[Stored records]
— start —

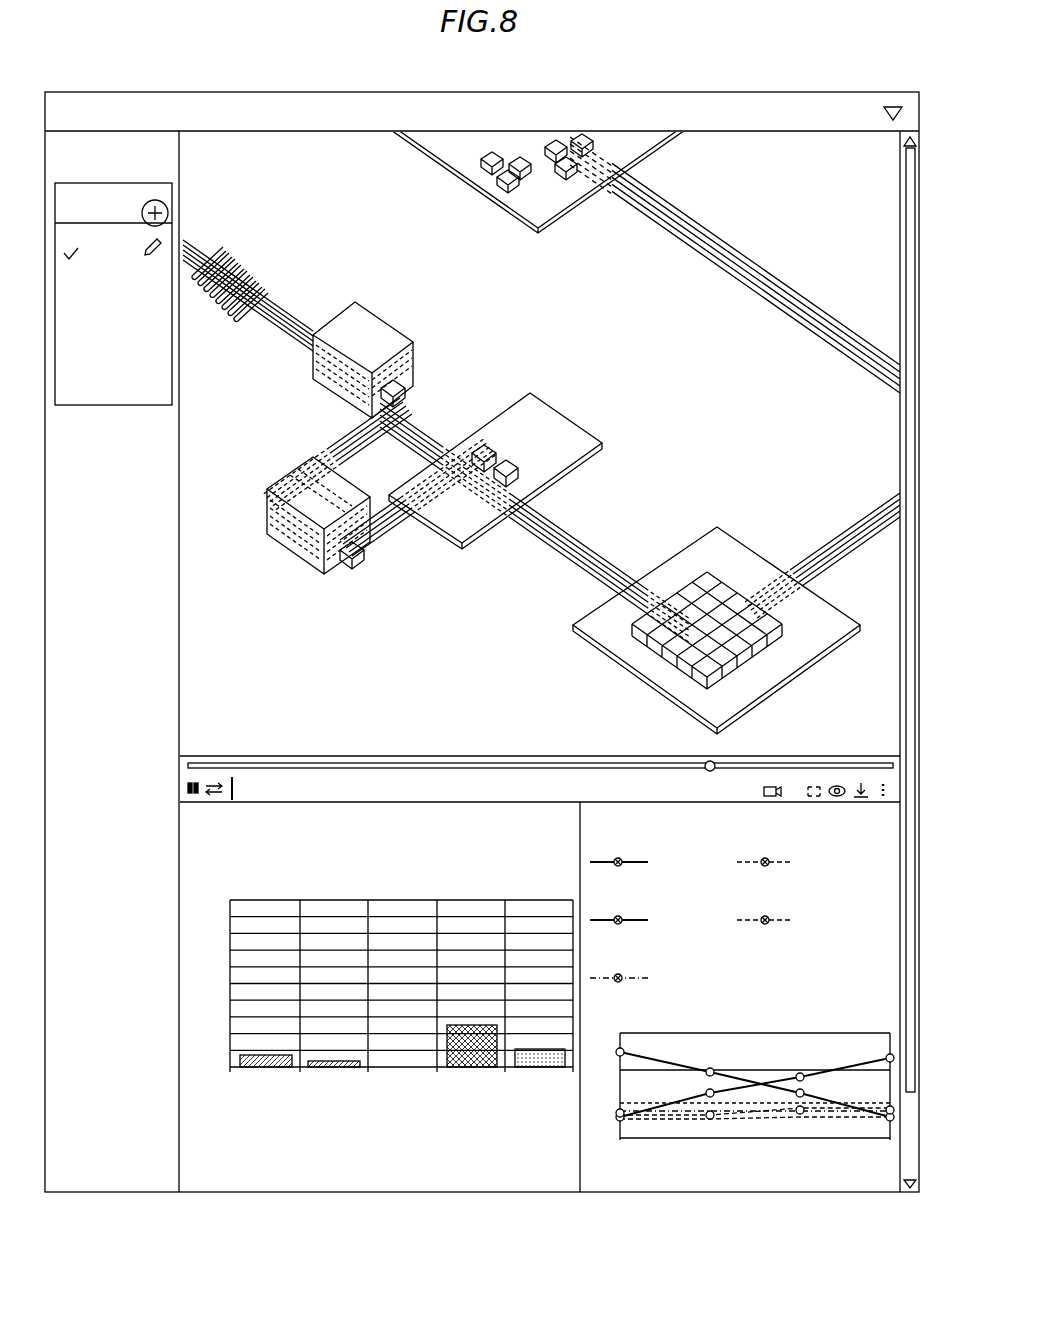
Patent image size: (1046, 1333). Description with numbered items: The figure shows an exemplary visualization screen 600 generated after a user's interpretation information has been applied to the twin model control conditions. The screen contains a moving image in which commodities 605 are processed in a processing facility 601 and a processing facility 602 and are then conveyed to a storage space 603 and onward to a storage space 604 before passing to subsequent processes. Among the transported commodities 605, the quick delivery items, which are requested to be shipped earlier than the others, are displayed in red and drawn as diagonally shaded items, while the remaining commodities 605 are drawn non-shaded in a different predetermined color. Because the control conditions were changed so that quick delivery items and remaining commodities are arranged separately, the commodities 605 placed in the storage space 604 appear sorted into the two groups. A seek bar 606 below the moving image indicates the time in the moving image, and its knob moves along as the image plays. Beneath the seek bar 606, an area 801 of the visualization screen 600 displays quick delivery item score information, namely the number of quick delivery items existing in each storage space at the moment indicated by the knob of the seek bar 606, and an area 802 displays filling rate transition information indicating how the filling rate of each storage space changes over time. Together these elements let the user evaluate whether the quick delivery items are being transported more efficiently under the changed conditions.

The visualization screen 600 is at (920, 262).
The processing facility 601 is at (383, 322).
The processing facility 602 is at (290, 552).
The storage space 603 is at (573, 424).
The storage space 604 is at (750, 545).
The commodities 605 is at (278, 302).
The seek bar 606 is at (895, 790).
The area 801 is at (388, 1190).
The area 802 is at (738, 1190).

— end —

Please render every line in all of the records above as a numbered list, leaving out blank lines. Don't include the pictures in your answer.

1. Patent image size: (1046, 1333). Description with numbered items: The figure shows an exemplary visualization screen 600 generated after a user's interpretation information has been applied to the twin model control conditions. The screen contains a moving image in which commodities 605 are processed in a processing facility 601 and a processing facility 602 and are then conveyed to a storage space 603 and onward to a storage space 604 before passing to subsequent processes. Among the transported commodities 605, the quick delivery items, which are requested to be shipped earlier than the others, are displayed in red and drawn as diagonally shaded items, while the remaining commodities 605 are drawn non-shaded in a different predetermined color. Because the control conditions were changed so that quick delivery items and remaining commodities are arranged separately, the commodities 605 placed in the storage space 604 appear sorted into the two groups. A seek bar 606 below the moving image indicates the time in the moving image, and its knob moves along as the image plays. Beneath the seek bar 606, an area 801 of the visualization screen 600 displays quick delivery item score information, namely the number of quick delivery items existing in each storage space at the moment indicated by the knob of the seek bar 606, and an area 802 displays filling rate transition information indicating how the filling rate of each storage space changes over time. Together these elements let the user evaluate whether the quick delivery items are being transported more efficiently under the changed conditions.
2. The visualization screen 600 is at (920, 262).
3. The processing facility 601 is at (383, 322).
4. The processing facility 602 is at (290, 552).
5. The storage space 603 is at (573, 424).
6. The storage space 604 is at (750, 545).
7. The commodities 605 is at (278, 302).
8. The seek bar 606 is at (895, 790).
9. The area 801 is at (388, 1190).
10. The area 802 is at (738, 1190).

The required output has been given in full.